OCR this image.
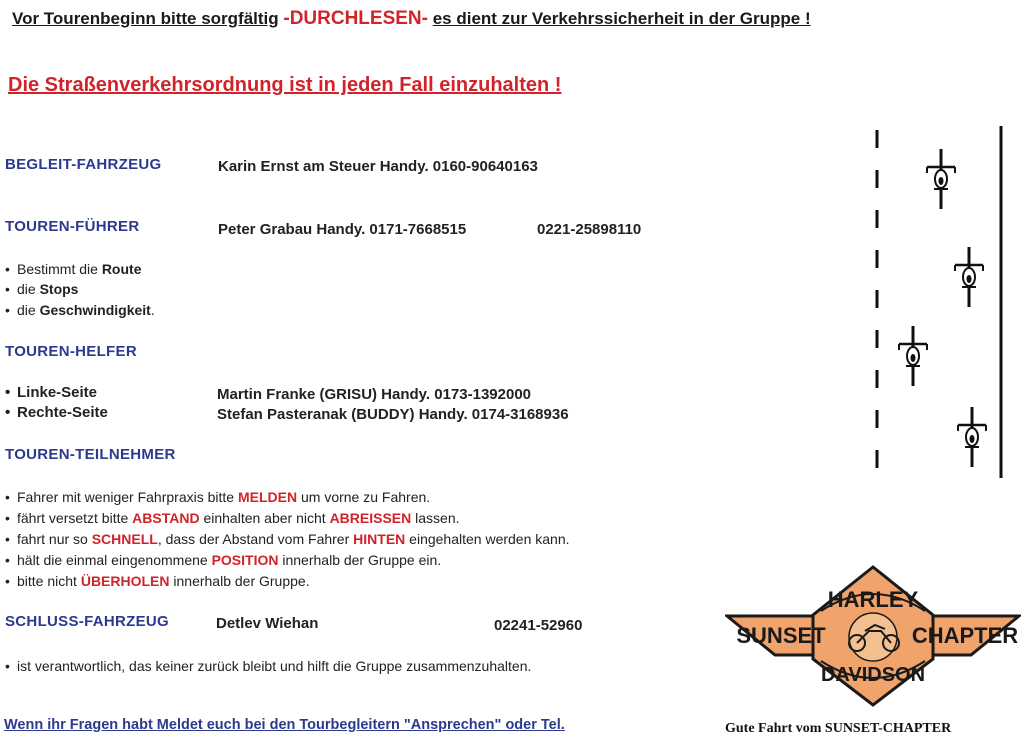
Vor Tourenbeginn bitte sorgfältig -DURCHLESEN- es dient zur Verkehrssicherheit in der Gruppe !
Die Straßenverkehrsordnung ist in jeden Fall einzuhalten !
BEGLEIT-FAHRZEUG	Karin Ernst am Steuer Handy. 0160-90640163
TOUREN-FÜHRER	Peter Grabau Handy. 0171-7668515	0221-25898110
• Bestimmt die Route
• die Stops
• die Geschwindigkeit.
TOUREN-HELFER
• Linke-Seite	Martin Franke (GRISU) Handy. 0173-1392000
• Rechte-Seite	Stefan Pasteranak (BUDDY) Handy. 0174-3168936
TOUREN-TEILNEHMER
• Fahrer mit weniger Fahrpraxis bitte MELDEN um vorne zu Fahren.
• fährt versetzt bitte ABSTAND einhalten aber nicht ABREISSEN lassen.
• fahrt nur so SCHNELL, dass der Abstand vom Fahrer HINTEN eingehalten werden kann.
• hält die einmal eingenommene POSITION innerhalb der Gruppe ein.
• bitte nicht ÜBERHOLEN innerhalb der Gruppe.
SCHLUSS-FAHRZEUG	Detlev Wiehan	02241-52960
• ist verantwortlich, das keiner zurück bleibt und hilft die Gruppe zusammenzuhalten.
Wenn ihr Fragen habt Meldet euch bei den Tourbegleitern "Ansprechen" oder Tel.	Gute Fahrt vom SUNSET-CHAPTER
HARLEY
SUNSET	CHAPTER
DAVIDSON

### ABOUT THIS EXERCISE
Pick from the records each line that contains the word "FAHRZEUG" and show it.

### EXPECTED ANSWER
BEGLEIT-FAHRZEUG	Karin Ernst am Steuer Handy. 0160-90640163
SCHLUSS-FAHRZEUG	Detlev Wiehan	02241-52960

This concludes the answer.